* PROMPT
Restate all of the entries exactly, dropping any pictures they hold.

(Recorded data)
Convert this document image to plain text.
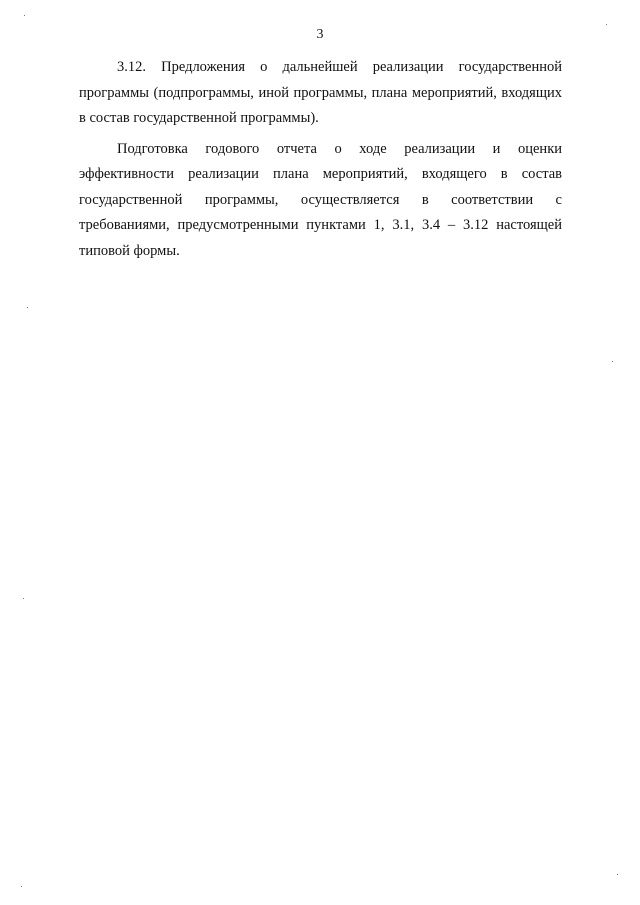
3

3.12. Предложения о дальнейшей реализации государственной программы (подпрограммы, иной программы, плана мероприятий, входящих в состав государственной программы).

Подготовка годового отчета о ходе реализации и оценки эффективности реализации плана мероприятий, входящего в состав государственной программы, осуществляется в соответствии с требованиями, предусмотренными пунктами 1, 3.1, 3.4 – 3.12 настоящей типовой формы.
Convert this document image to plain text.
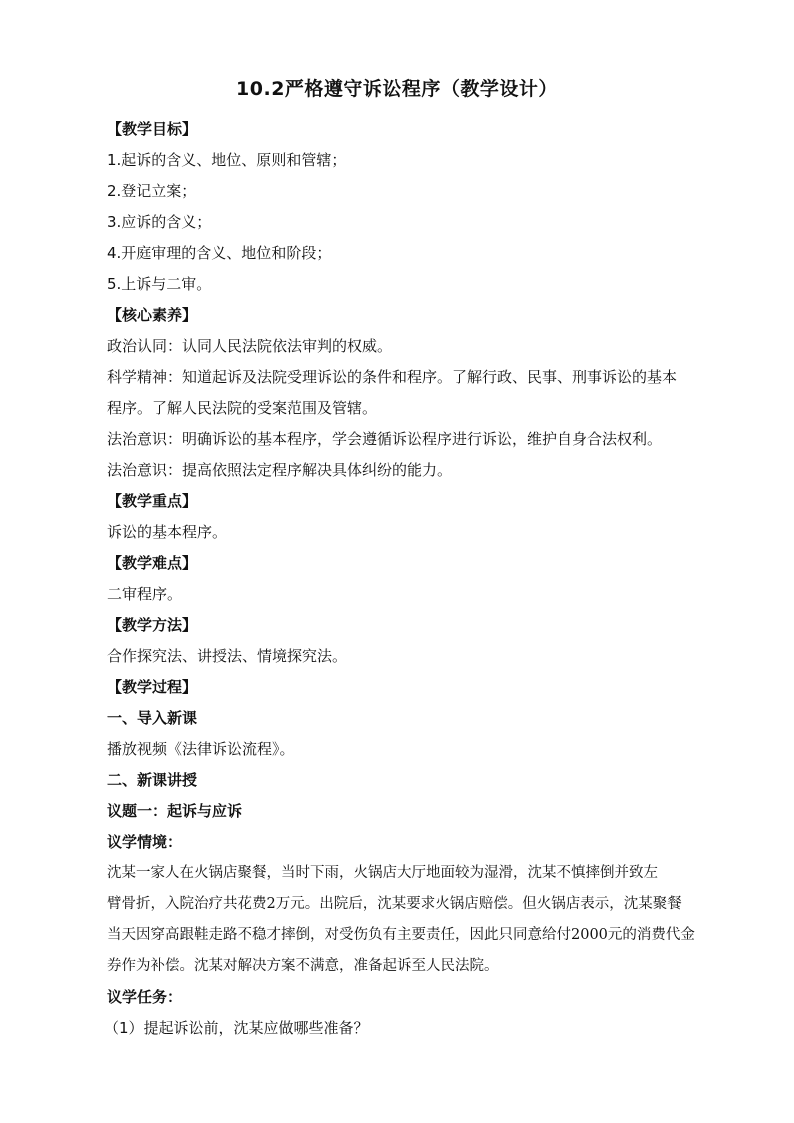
10.2严格遵守诉讼程序（教学设计）
【教学目标】
1.起诉的含义、地位、原则和管辖；
2.登记立案；
3.应诉的含义；
4.开庭审理的含义、地位和阶段；
5.上诉与二审。
【核心素养】
政治认同：认同人民法院依法审判的权威。
科学精神：知道起诉及法院受理诉讼的条件和程序。了解行政、民事、刑事诉讼的基本
程序。了解人民法院的受案范围及管辖。
法治意识：明确诉讼的基本程序，学会遵循诉讼程序进行诉讼，维护自身合法权利。
法治意识：提高依照法定程序解决具体纠纷的能力。
【教学重点】
诉讼的基本程序。
【教学难点】
二审程序。
【教学方法】
合作探究法、讲授法、情境探究法。
【教学过程】
一、导入新课
播放视频《法律诉讼流程》。
二、新课讲授
议题一：起诉与应诉
议学情境：
沈某一家人在火锅店聚餐，当时下雨，火锅店大厅地面较为湿滑，沈某不慎摔倒并致左
臂骨折，入院治疗共花费2万元。出院后，沈某要求火锅店赔偿。但火锅店表示，沈某聚餐
当天因穿高跟鞋走路不稳才摔倒，对受伤负有主要责任，因此只同意给付2000元的消费代金
券作为补偿。沈某对解决方案不满意，准备起诉至人民法院。
议学任务：
（1）提起诉讼前，沈某应做哪些准备？
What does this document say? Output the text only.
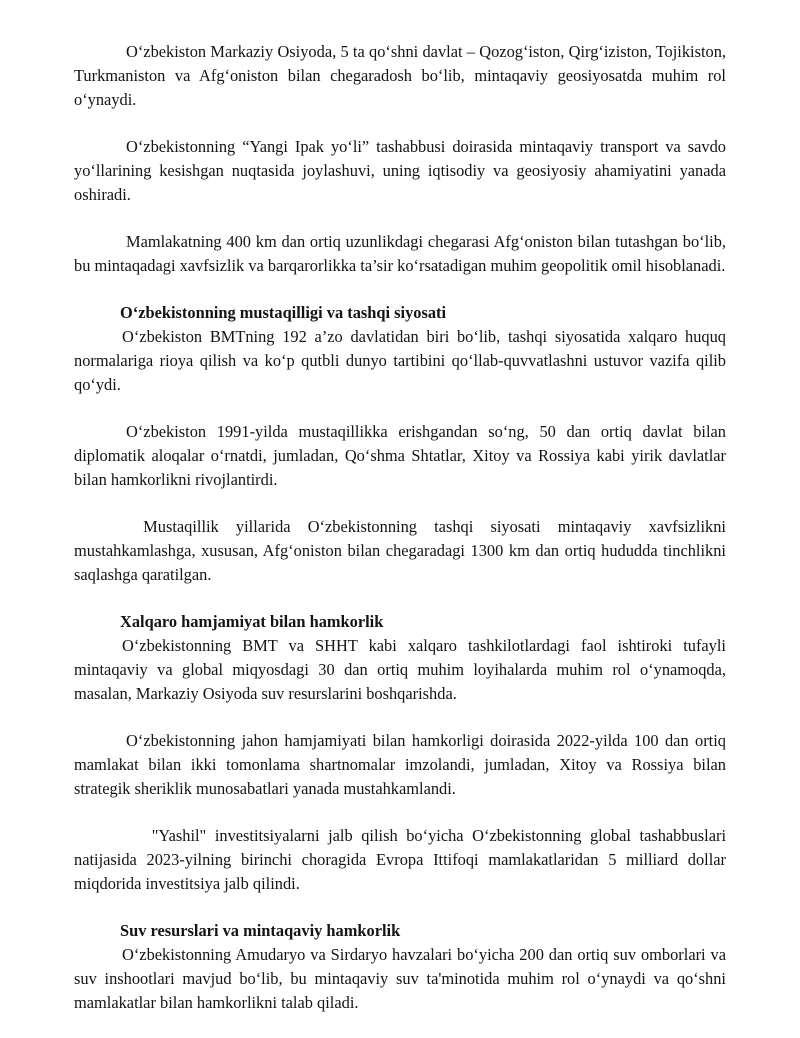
O‘zbekiston Markaziy Osiyoda, 5 ta qo‘shni davlat – Qozog‘iston, Qirg‘iziston, Tojikiston, Turkmaniston va Afg‘oniston bilan chegaradosh bo‘lib, mintaqaviy geosiyosatda muhim rol o‘ynaydi.

O‘zbekistonning “Yangi Ipak yo‘li” tashabbusi doirasida mintaqaviy transport va savdo yo‘llarining kesishgan nuqtasida joylashuvi, uning iqtisodiy va geosiyosiy ahamiyatini yanada oshiradi.

Mamlakatning 400 km dan ortiq uzunlikdagi chegarasi Afg‘oniston bilan tutashgan bo‘lib, bu mintaqadagi xavfsizlik va barqarorlikka ta’sir ko‘rsatadigan muhim geopolitik omil hisoblanadi.

O‘zbekistonning mustaqilligi va tashqi siyosati

O‘zbekiston BMTning 192 a’zo davlatidan biri bo‘lib, tashqi siyosatida xalqaro huquq normalariga rioya qilish va ko‘p qutbli dunyo tartibini qo‘llab-quvvatlashni ustuvor vazifa qilib qo‘ydi.

O‘zbekiston 1991-yilda mustaqillikka erishgandan so‘ng, 50 dan ortiq davlat bilan diplomatik aloqalar o‘rnatdi, jumladan, Qo‘shma Shtatlar, Xitoy va Rossiya kabi yirik davlatlar bilan hamkorlikni rivojlantirdi.

Mustaqillik yillarida O‘zbekistonning tashqi siyosati mintaqaviy xavfsizlikni mustahkamlashga, xususan, Afg‘oniston bilan chegaradagi 1300 km dan ortiq hududda tinchlikni saqlashga qaratilgan.

Xalqaro hamjamiyat bilan hamkorlik

O‘zbekistonning BMT va SHHT kabi xalqaro tashkilotlardagi faol ishtiroki tufayli mintaqaviy va global miqyosdagi 30 dan ortiq muhim loyihalarda muhim rol o‘ynamoqda, masalan, Markaziy Osiyoda suv resurslarini boshqarishda.

O‘zbekistonning jahon hamjamiyati bilan hamkorligi doirasida 2022-yilda 100 dan ortiq mamlakat bilan ikki tomonlama shartnomalar imzolandi, jumladan, Xitoy va Rossiya bilan strategik sheriklik munosabatlari yanada mustahkamlandi.

"Yashil" investitsiyalarni jalb qilish bo‘yicha O‘zbekistonning global tashabbuslari natijasida 2023-yilning birinchi choragida Evropa Ittifoqi mamlakatlaridan 5 milliard dollar miqdorida investitsiya jalb qilindi.

Suv resurslari va mintaqaviy hamkorlik

O‘zbekistonning Amudaryo va Sirdaryo havzalari bo‘yicha 200 dan ortiq suv omborlari va suv inshootlari mavjud bo‘lib, bu mintaqaviy suv ta'minotida muhim rol o‘ynaydi va qo‘shni mamlakatlar bilan hamkorlikni talab qiladi.
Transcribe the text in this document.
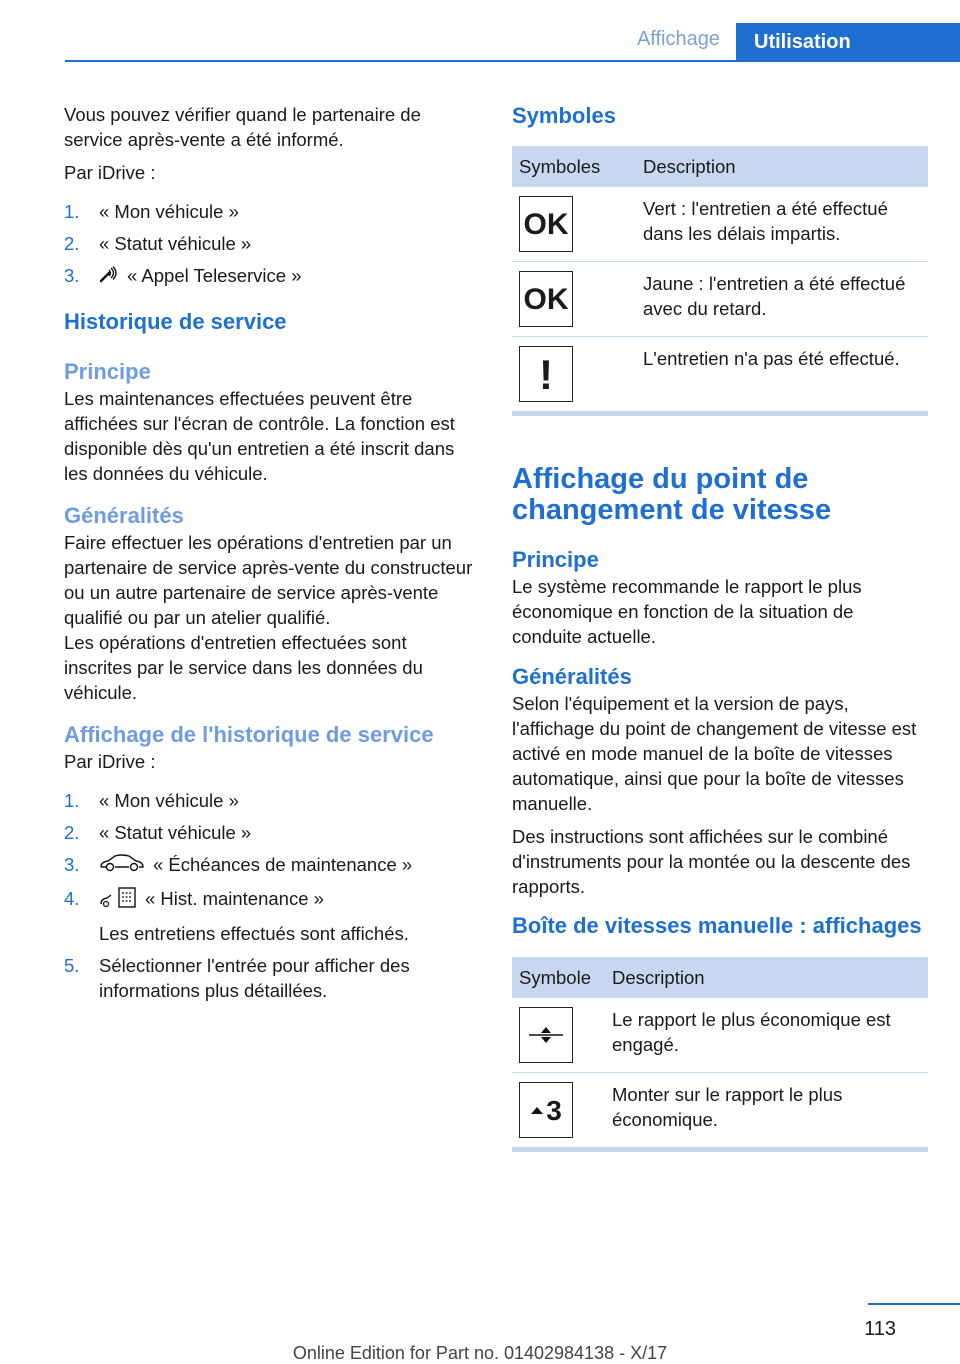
Affichage	Utilisation

Vous pouvez vérifier quand le partenaire de service après-vente a été informé.

Par iDrive :

1. « Mon véhicule »
2. « Statut véhicule »
3.	« Appel Teleservice »
Historique de service
Principe

Les maintenances effectuées peuvent être affichées sur l'écran de contrôle. La fonction est disponible dès qu'un entretien a été inscrit dans les données du véhicule.

Généralités

Faire effectuer les opérations d'entretien par un partenaire de service après-vente du constructeur ou un autre partenaire de service après-vente qualifié ou par un atelier qualifié.

Les opérations d'entretien effectuées sont inscrites par le service dans les données du véhicule.

Affichage de l'historique de service

Par iDrive :

1. « Mon véhicule »
2. « Statut véhicule »
3.	« Échéances de maintenance »
4.	« Hist. maintenance »
Les entretiens effectués sont affichés.
5. Sélectionner l'entrée pour afficher des informations plus détaillées.
Symboles
Symboles	Description

OK	Vert : l'entretien a été effectué dans les délais impartis.

OK	Jaune : l'entretien a été effectué avec du retard.

!	L'entretien n'a pas été effectué.
Affichage du point de changement de vitesse
Principe

Le système recommande le rapport le plus économique en fonction de la situation de conduite actuelle.

Généralités

Selon l'équipement et la version de pays, l'affichage du point de changement de vitesse est activé en mode manuel de la boîte de vitesses automatique, ainsi que pour la boîte de vitesses manuelle.

Des instructions sont affichées sur le combiné d'instruments pour la montée ou la descente des rapports.

Boîte de vitesses manuelle : affichages
Symbole	Description

	Le rapport le plus économique est engagé.

3	Monter sur le rapport le plus économique.
113
Online Edition for Part no. 01402984138 - X/17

* RESPONSE
Convert this document image to plain text.
3

3.12. Предложения о дальнейшей реализации государственной программы (подпрограммы, иной программы, плана мероприятий, входящих в состав государственной программы).

Подготовка годового отчета о ходе реализации и оценки эффективности реализации плана мероприятий, входящего в состав государственной программы, осуществляется в соответствии с требованиями, предусмотренными пунктами 1, 3.1, 3.4 – 3.12 настоящей типовой формы.
Convert this document image to plain text.
10.2严格遵守诉讼程序（教学设计）
【教学目标】
1.起诉的含义、地位、原则和管辖；
2.登记立案；
3.应诉的含义；
4.开庭审理的含义、地位和阶段；
5.上诉与二审。
【核心素养】
政治认同：认同人民法院依法审判的权威。
科学精神：知道起诉及法院受理诉讼的条件和程序。了解行政、民事、刑事诉讼的基本
程序。了解人民法院的受案范围及管辖。
法治意识：明确诉讼的基本程序，学会遵循诉讼程序进行诉讼，维护自身合法权利。
法治意识：提高依照法定程序解决具体纠纷的能力。
【教学重点】
诉讼的基本程序。
【教学难点】
二审程序。
【教学方法】
合作探究法、讲授法、情境探究法。
【教学过程】
一、导入新课
播放视频《法律诉讼流程》。
二、新课讲授
议题一：起诉与应诉
议学情境：
沈某一家人在火锅店聚餐，当时下雨，火锅店大厅地面较为湿滑，沈某不慎摔倒并致左
臂骨折，入院治疗共花费2万元。出院后，沈某要求火锅店赔偿。但火锅店表示，沈某聚餐
当天因穿高跟鞋走路不稳才摔倒，对受伤负有主要责任，因此只同意给付2000元的消费代金
券作为补偿。沈某对解决方案不满意，准备起诉至人民法院。
议学任务：
（1）提起诉讼前，沈某应做哪些准备？
What does this document say? Output the text only.
O‘zbekiston Markaziy Osiyoda, 5 ta qo‘shni davlat – Qozog‘iston, Qirg‘iziston, Tojikiston, Turkmaniston va Afg‘oniston bilan chegaradosh bo‘lib, mintaqaviy geosiyosatda muhim rol o‘ynaydi.

O‘zbekistonning “Yangi Ipak yo‘li” tashabbusi doirasida mintaqaviy transport va savdo yo‘llarining kesishgan nuqtasida joylashuvi, uning iqtisodiy va geosiyosiy ahamiyatini yanada oshiradi.

Mamlakatning 400 km dan ortiq uzunlikdagi chegarasi Afg‘oniston bilan tutashgan bo‘lib, bu mintaqadagi xavfsizlik va barqarorlikka ta’sir ko‘rsatadigan muhim geopolitik omil hisoblanadi.

O‘zbekistonning mustaqilligi va tashqi siyosati

O‘zbekiston BMTning 192 a’zo davlatidan biri bo‘lib, tashqi siyosatida xalqaro huquq normalariga rioya qilish va ko‘p qutbli dunyo tartibini qo‘llab-quvvatlashni ustuvor vazifa qilib qo‘ydi.

O‘zbekiston 1991-yilda mustaqillikka erishgandan so‘ng, 50 dan ortiq davlat bilan diplomatik aloqalar o‘rnatdi, jumladan, Qo‘shma Shtatlar, Xitoy va Rossiya kabi yirik davlatlar bilan hamkorlikni rivojlantirdi.

Mustaqillik yillarida O‘zbekistonning tashqi siyosati mintaqaviy xavfsizlikni mustahkamlashga, xususan, Afg‘oniston bilan chegaradagi 1300 km dan ortiq hududda tinchlikni saqlashga qaratilgan.

Xalqaro hamjamiyat bilan hamkorlik

O‘zbekistonning BMT va SHHT kabi xalqaro tashkilotlardagi faol ishtiroki tufayli mintaqaviy va global miqyosdagi 30 dan ortiq muhim loyihalarda muhim rol o‘ynamoqda, masalan, Markaziy Osiyoda suv resurslarini boshqarishda.

O‘zbekistonning jahon hamjamiyati bilan hamkorligi doirasida 2022-yilda 100 dan ortiq mamlakat bilan ikki tomonlama shartnomalar imzolandi, jumladan, Xitoy va Rossiya bilan strategik sheriklik munosabatlari yanada mustahkamlandi.

"Yashil" investitsiyalarni jalb qilish bo‘yicha O‘zbekistonning global tashabbuslari natijasida 2023-yilning birinchi choragida Evropa Ittifoqi mamlakatlaridan 5 milliard dollar miqdorida investitsiya jalb qilindi.

Suv resurslari va mintaqaviy hamkorlik

O‘zbekistonning Amudaryo va Sirdaryo havzalari bo‘yicha 200 dan ortiq suv omborlari va suv inshootlari mavjud bo‘lib, bu mintaqaviy suv ta'minotida muhim rol o‘ynaydi va qo‘shni mamlakatlar bilan hamkorlikni talab qiladi.
Transcribe the text in this document.
Affichage	Utilisation

Vous pouvez vérifier quand le partenaire de service après-vente a été informé.

Par iDrive :

1. « Mon véhicule »
2. « Statut véhicule »
3.	« Appel Teleservice »
Historique de service
Principe

Les maintenances effectuées peuvent être affichées sur l'écran de contrôle. La fonction est disponible dès qu'un entretien a été inscrit dans les données du véhicule.

Généralités

Faire effectuer les opérations d'entretien par un partenaire de service après-vente du constructeur ou un autre partenaire de service après-vente qualifié ou par un atelier qualifié.

Les opérations d'entretien effectuées sont inscrites par le service dans les données du véhicule.

Affichage de l'historique de service

Par iDrive :

1. « Mon véhicule »
2. « Statut véhicule »
3.	« Échéances de maintenance »
4.	« Hist. maintenance »
Les entretiens effectués sont affichés.
5. Sélectionner l'entrée pour afficher des informations plus détaillées.
Symboles
Symboles	Description

OK	Vert : l'entretien a été effectué dans les délais impartis.

OK	Jaune : l'entretien a été effectué avec du retard.

!	L'entretien n'a pas été effectué.
Affichage du point de changement de vitesse
Principe

Le système recommande le rapport le plus économique en fonction de la situation de conduite actuelle.

Généralités

Selon l'équipement et la version de pays, l'affichage du point de changement de vitesse est activé en mode manuel de la boîte de vitesses automatique, ainsi que pour la boîte de vitesses manuelle.

Des instructions sont affichées sur le combiné d'instruments pour la montée ou la descente des rapports.

Boîte de vitesses manuelle : affichages
Symbole	Description

	Le rapport le plus économique est engagé.

3	Monter sur le rapport le plus économique.
113
Online Edition for Part no. 01402984138 - X/17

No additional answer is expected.